YOUR GOAL.
Pictures in the records should not be copied, but every other part must be repeated exactly.

TASK DATA.

= = = = = = =

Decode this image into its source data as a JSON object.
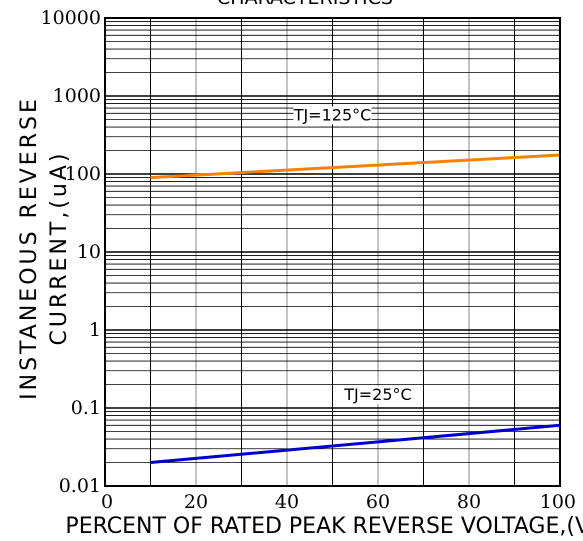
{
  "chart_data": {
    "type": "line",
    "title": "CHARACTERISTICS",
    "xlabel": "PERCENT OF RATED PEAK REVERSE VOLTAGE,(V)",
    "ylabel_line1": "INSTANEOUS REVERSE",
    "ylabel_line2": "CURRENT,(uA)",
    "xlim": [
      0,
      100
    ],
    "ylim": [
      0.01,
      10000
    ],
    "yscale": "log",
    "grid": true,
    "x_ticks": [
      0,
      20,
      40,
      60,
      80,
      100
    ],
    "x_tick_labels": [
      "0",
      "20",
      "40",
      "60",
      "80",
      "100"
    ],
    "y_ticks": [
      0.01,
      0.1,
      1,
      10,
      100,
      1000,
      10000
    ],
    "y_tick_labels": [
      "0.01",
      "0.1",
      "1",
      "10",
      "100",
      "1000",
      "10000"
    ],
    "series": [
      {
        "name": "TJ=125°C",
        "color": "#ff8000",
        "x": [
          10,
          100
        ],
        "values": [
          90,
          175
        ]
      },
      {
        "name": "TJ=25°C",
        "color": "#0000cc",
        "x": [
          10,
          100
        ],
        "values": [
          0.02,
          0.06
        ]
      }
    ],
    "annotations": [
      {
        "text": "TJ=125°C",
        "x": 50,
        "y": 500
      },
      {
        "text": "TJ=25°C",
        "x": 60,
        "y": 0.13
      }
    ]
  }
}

= = = = = = =

ANSWER TO THE TASK.
Decode this image into its source data as a JSON object.
{
  "chart_data": {
    "type": "line",
    "title": "CHARACTERISTICS",
    "xlabel": "PERCENT OF RATED PEAK REVERSE VOLTAGE,(V)",
    "ylabel_line1": "INSTANEOUS REVERSE",
    "ylabel_line2": "CURRENT,(uA)",
    "xlim": [
      0,
      100
    ],
    "ylim": [
      0.01,
      10000
    ],
    "yscale": "log",
    "grid": true,
    "x_ticks": [
      0,
      20,
      40,
      60,
      80,
      100
    ],
    "x_tick_labels": [
      "0",
      "20",
      "40",
      "60",
      "80",
      "100"
    ],
    "y_ticks": [
      0.01,
      0.1,
      1,
      10,
      100,
      1000,
      10000
    ],
    "y_tick_labels": [
      "0.01",
      "0.1",
      "1",
      "10",
      "100",
      "1000",
      "10000"
    ],
    "series": [
      {
        "name": "TJ=125°C",
        "color": "#ff8000",
        "x": [
          10,
          100
        ],
        "values": [
          90,
          175
        ]
      },
      {
        "name": "TJ=25°C",
        "color": "#0000cc",
        "x": [
          10,
          100
        ],
        "values": [
          0.02,
          0.06
        ]
      }
    ],
    "annotations": [
      {
        "text": "TJ=125°C",
        "x": 50,
        "y": 500
      },
      {
        "text": "TJ=25°C",
        "x": 60,
        "y": 0.13
      }
    ]
  }
}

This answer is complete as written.